_Given problem_. Return the data exactly, with all pictures removed.

_Exercise inputs_.
-*-

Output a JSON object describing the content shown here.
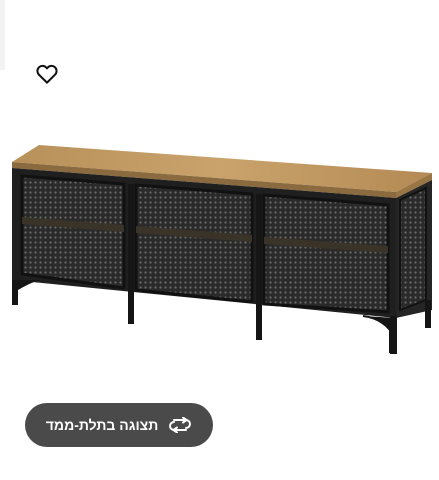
{
  "wishlist": {
    "icon": "heart-outline-icon"
  },
  "product": {
    "image": "tv-bench-black-metal-mesh-wood-top"
  },
  "view_3d": {
    "label": "תצוגה בתלת-ממד",
    "icon": "rotate-3d-icon",
    "background": "#4a4a4a",
    "text_color": "#ffffff"
  }
}
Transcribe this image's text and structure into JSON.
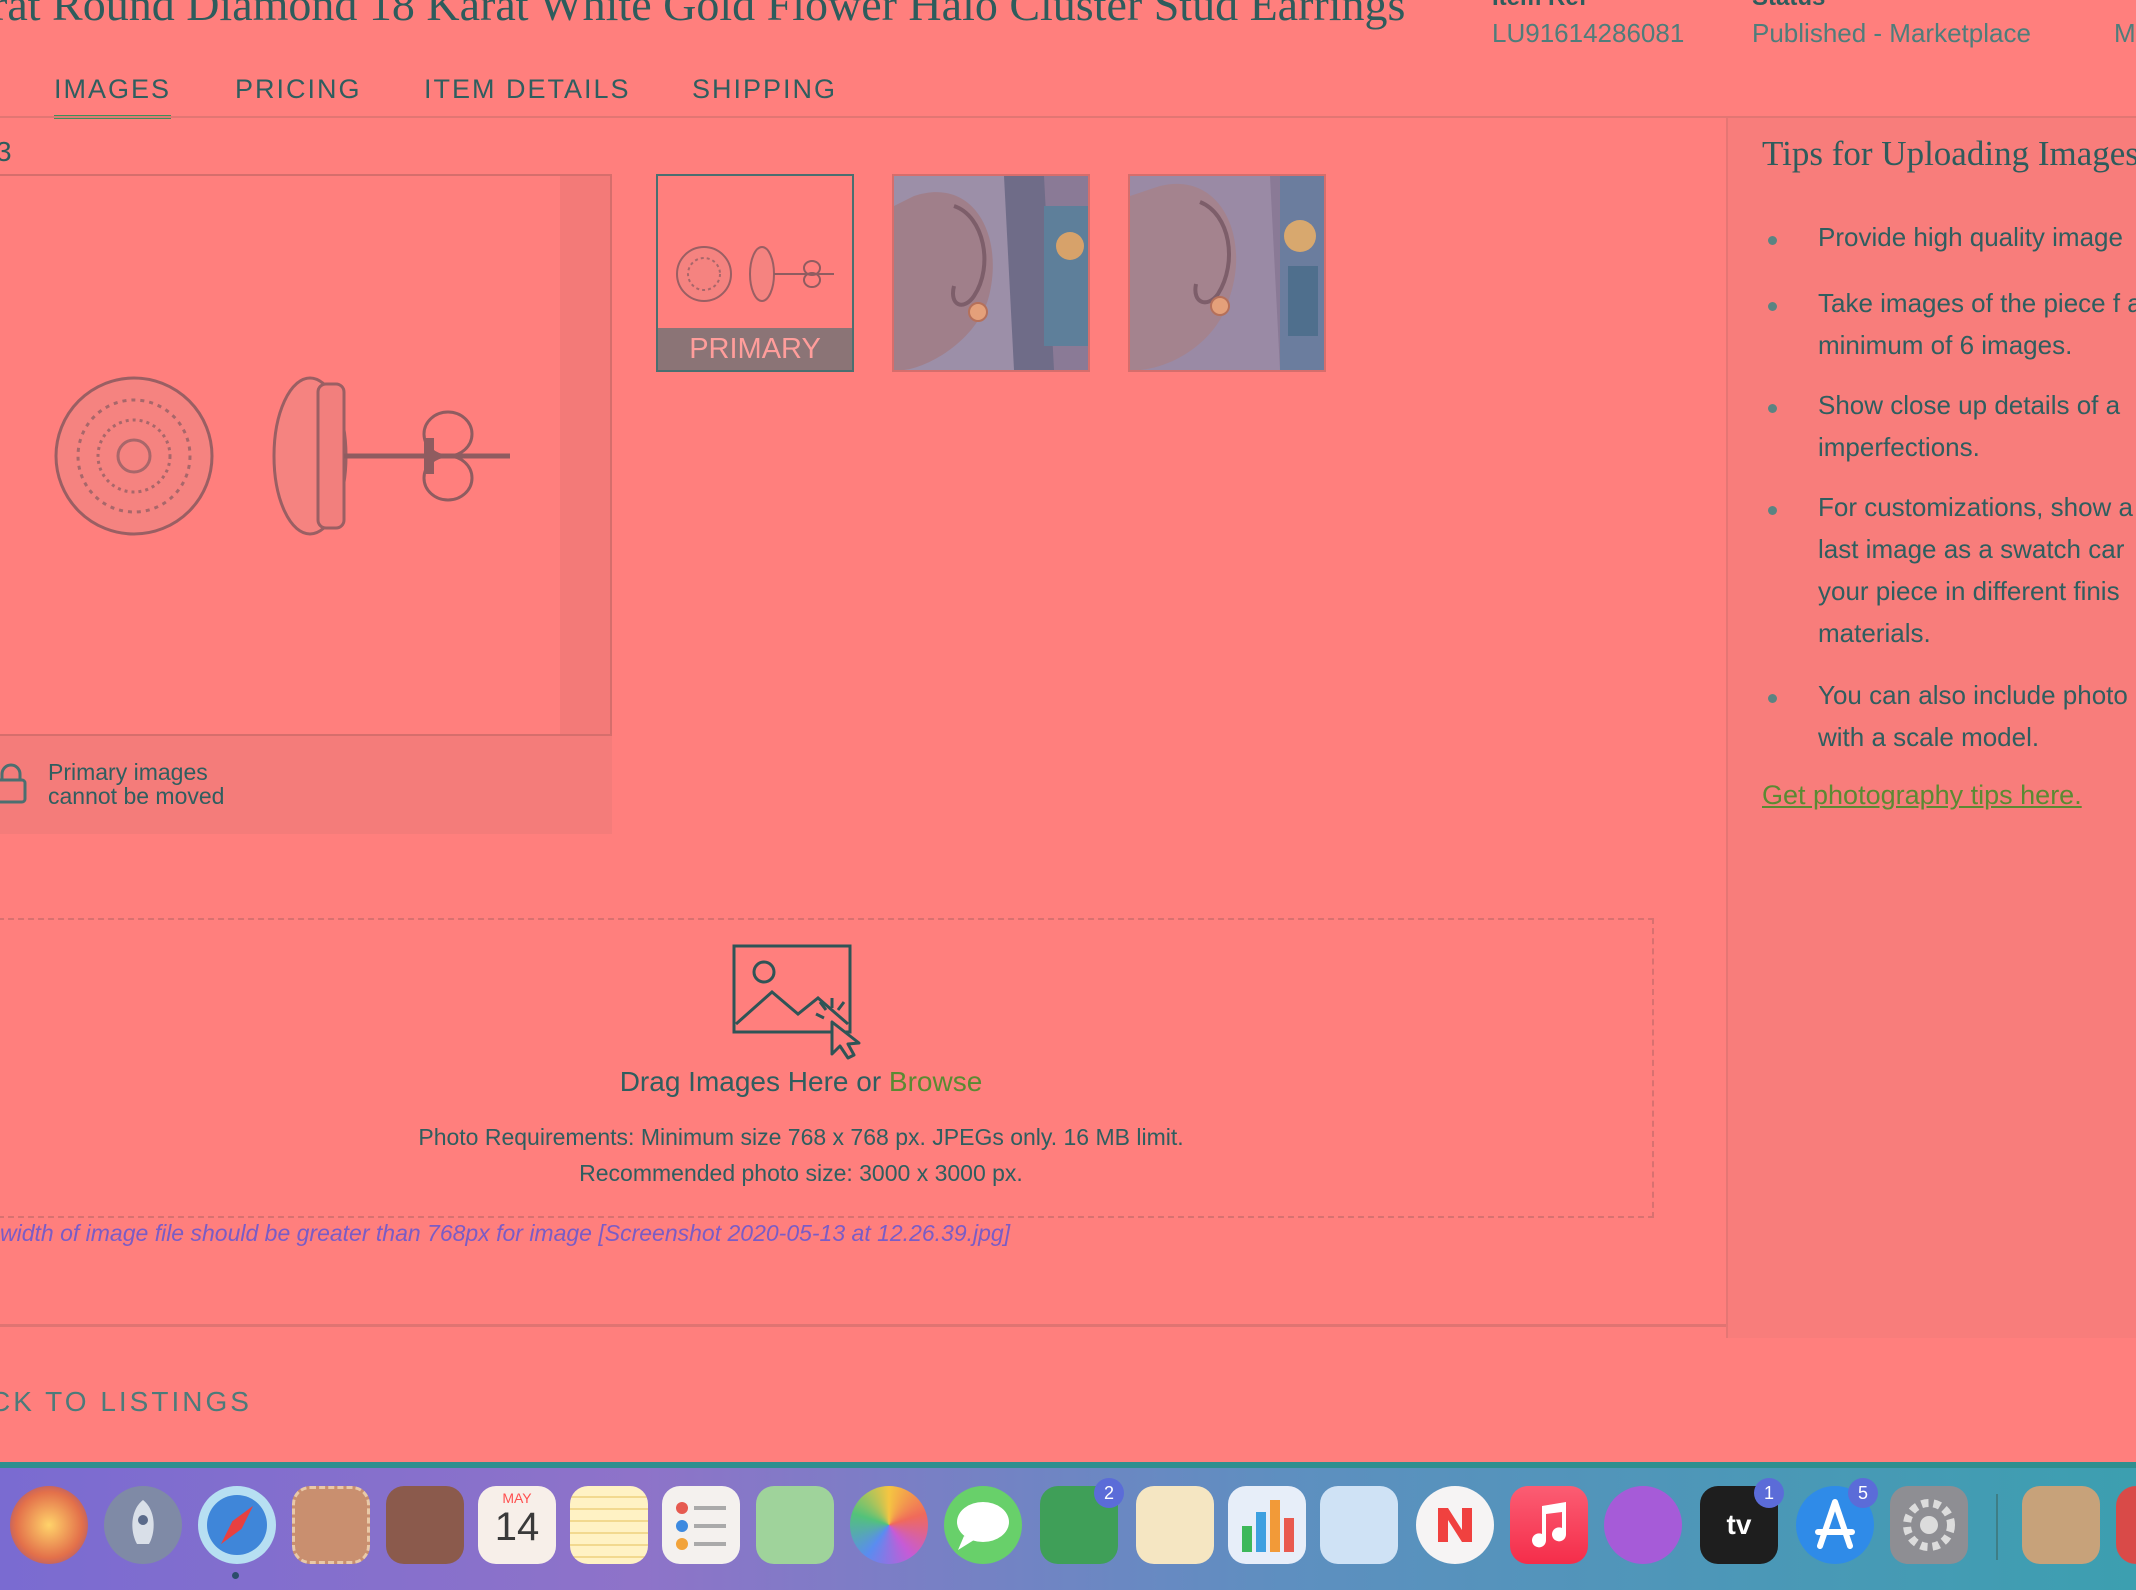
{
  "header": {
    "title": "rat Round Diamond 18 Karat White Gold Flower Halo Cluster Stud Earrings",
    "item_ref_label": "Item Ref",
    "item_ref_value": "LU91614286081",
    "status_label": "Status",
    "status_value": "Published - Marketplace",
    "extra_value": "M"
  },
  "tabs": [
    {
      "label": "IMAGES",
      "active": true
    },
    {
      "label": "PRICING",
      "active": false
    },
    {
      "label": "ITEM DETAILS",
      "active": false
    },
    {
      "label": "SHIPPING",
      "active": false
    }
  ],
  "editor": {
    "count_label": "3",
    "lock_text": "Primary images\ncannot be moved",
    "primary_badge": "PRIMARY"
  },
  "dropzone": {
    "drag_text": "Drag Images Here or",
    "browse_label": "Browse",
    "requirements": "Photo Requirements: Minimum size 768 x 768 px. JPEGs only. 16 MB limit.",
    "recommended": "Recommended photo size: 3000 x 3000 px.",
    "error": "width of image file should be greater than 768px for image [Screenshot 2020-05-13 at 12.26.39.jpg]"
  },
  "tips": {
    "title": "Tips for Uploading Images",
    "items": [
      "Provide high quality image",
      "Take images of the piece f a minimum of 6 images.",
      "Show close up details of a imperfections.",
      "For customizations, show a last image as a swatch car your piece in different finis materials.",
      "You can also include photo with a scale model."
    ],
    "link": "Get photography tips here."
  },
  "footer": {
    "back_link": "CK TO LISTINGS"
  },
  "dock": {
    "calendar_month": "MAY",
    "calendar_day": "14",
    "facetime_badge": "2",
    "tv_label": "tv",
    "tv_badge": "1",
    "appstore_badge": "5"
  },
  "colors": {
    "background": "#ff7f7d",
    "accent_green": "#5b8a33",
    "text_teal": "#2f5e5f",
    "error_purple": "#7a5cc5"
  }
}
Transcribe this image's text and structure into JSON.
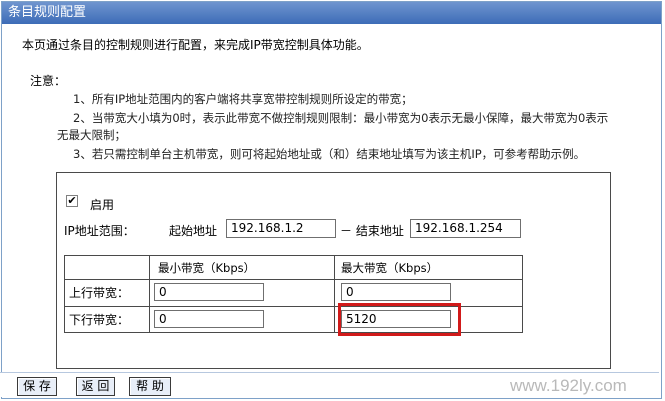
{
  "window": {
    "title": "条目规则配置"
  },
  "intro": "本页通过条目的控制规则进行配置，来完成IP带宽控制具体功能。",
  "notes": {
    "title": "注意：",
    "line1": "1、所有IP地址范围内的客户端将共享宽带控制规则所设定的带宽；",
    "line2": "2、当带宽大小填为0时，表示此带宽不做控制规则限制：最小带宽为0表示无最小保障，最大带宽为0表示",
    "line2b": "无最大限制；",
    "line3": "3、若只需控制单台主机带宽，则可将起始地址或（和）结束地址填写为该主机IP，可参考帮助示例。"
  },
  "rule": {
    "enabled": true,
    "enable_label": "启用",
    "ip_range_label": "IP地址范围：",
    "start_label": "起始地址",
    "start_value": "192.168.1.2",
    "end_label": "－ 结束地址",
    "end_value": "192.168.1.254"
  },
  "bandwidth": {
    "min_header": "最小带宽（Kbps）",
    "max_header": "最大带宽（Kbps）",
    "up_label": "上行带宽：",
    "up_min": "0",
    "up_max": "0",
    "down_label": "下行带宽：",
    "down_min": "0",
    "down_max": "5120"
  },
  "buttons": {
    "save": "保 存",
    "back": "返 回",
    "help": "帮 助"
  },
  "watermark": "www.192ly.com",
  "colors": {
    "titlebar": "#4f7fc4",
    "highlight": "#d11a1a"
  }
}
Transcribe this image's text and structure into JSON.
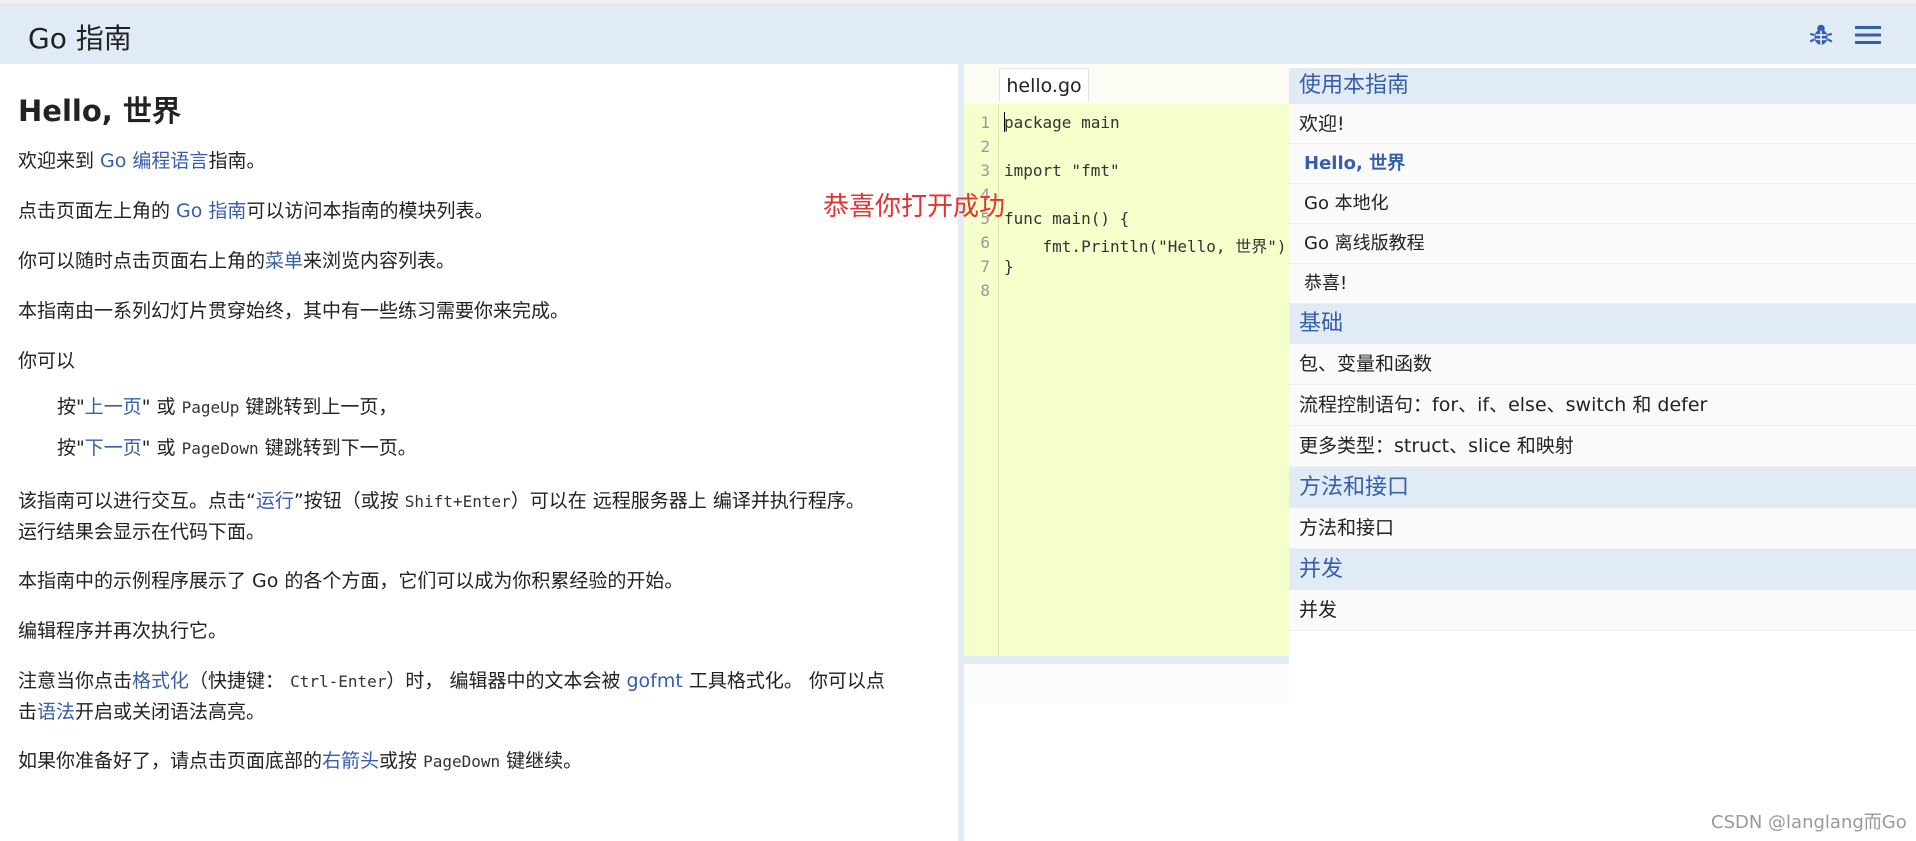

-*-

_Task response_.
Output a JSON object describing the content shown here.
{
  "wishlist": {
    "icon": "heart-outline-icon"
  },
  "product": {
    "image": "tv-bench-black-metal-mesh-wood-top"
  },
  "view_3d": {
    "label": "תצוגה בתלת-ממד",
    "icon": "rotate-3d-icon",
    "background": "#4a4a4a",
    "text_color": "#ffffff"
  }
}
Transcribe this image's text and structure into JSON.
{
  "header": {
    "title": "rat Round Diamond 18 Karat White Gold Flower Halo Cluster Stud Earrings",
    "item_ref_label": "Item Ref",
    "item_ref_value": "LU91614286081",
    "status_label": "Status",
    "status_value": "Published - Marketplace",
    "extra_value": "M"
  },
  "tabs": [
    {
      "label": "IMAGES",
      "active": true
    },
    {
      "label": "PRICING",
      "active": false
    },
    {
      "label": "ITEM DETAILS",
      "active": false
    },
    {
      "label": "SHIPPING",
      "active": false
    }
  ],
  "editor": {
    "count_label": "3",
    "lock_text": "Primary images\ncannot be moved",
    "primary_badge": "PRIMARY"
  },
  "dropzone": {
    "drag_text": "Drag Images Here or",
    "browse_label": "Browse",
    "requirements": "Photo Requirements: Minimum size 768 x 768 px. JPEGs only. 16 MB limit.",
    "recommended": "Recommended photo size: 3000 x 3000 px.",
    "error": "width of image file should be greater than 768px for image [Screenshot 2020-05-13 at 12.26.39.jpg]"
  },
  "tips": {
    "title": "Tips for Uploading Images",
    "items": [
      "Provide high quality image",
      "Take images of the piece f a minimum of 6 images.",
      "Show close up details of a imperfections.",
      "For customizations, show a last image as a swatch car your piece in different finis materials.",
      "You can also include photo with a scale model."
    ],
    "link": "Get photography tips here."
  },
  "footer": {
    "back_link": "CK TO LISTINGS"
  },
  "dock": {
    "calendar_month": "MAY",
    "calendar_day": "14",
    "facetime_badge": "2",
    "tv_label": "tv",
    "tv_badge": "1",
    "appstore_badge": "5"
  },
  "colors": {
    "background": "#ff7f7d",
    "accent_green": "#5b8a33",
    "text_teal": "#2f5e5f",
    "error_purple": "#7a5cc5"
  }
}
Transcribe this image's text and structure into JSON.
{
  "window": {
    "title": "条目规则配置"
  },
  "intro": "本页通过条目的控制规则进行配置，来完成IP带宽控制具体功能。",
  "notes": {
    "title": "注意：",
    "line1": "1、所有IP地址范围内的客户端将共享宽带控制规则所设定的带宽；",
    "line2": "2、当带宽大小填为0时，表示此带宽不做控制规则限制：最小带宽为0表示无最小保障，最大带宽为0表示",
    "line2b": "无最大限制；",
    "line3": "3、若只需控制单台主机带宽，则可将起始地址或（和）结束地址填写为该主机IP，可参考帮助示例。"
  },
  "rule": {
    "enabled": true,
    "enable_label": "启用",
    "ip_range_label": "IP地址范围：",
    "start_label": "起始地址",
    "start_value": "192.168.1.2",
    "end_label": "－ 结束地址",
    "end_value": "192.168.1.254"
  },
  "bandwidth": {
    "min_header": "最小带宽（Kbps）",
    "max_header": "最大带宽（Kbps）",
    "up_label": "上行带宽：",
    "up_min": "0",
    "up_max": "0",
    "down_label": "下行带宽：",
    "down_min": "0",
    "down_max": "5120"
  },
  "buttons": {
    "save": "保 存",
    "back": "返 回",
    "help": "帮 助"
  },
  "watermark": "www.192ly.com",
  "colors": {
    "titlebar": "#4f7fc4",
    "highlight": "#d11a1a"
  }
}
Transcribe this image's text and structure into JSON.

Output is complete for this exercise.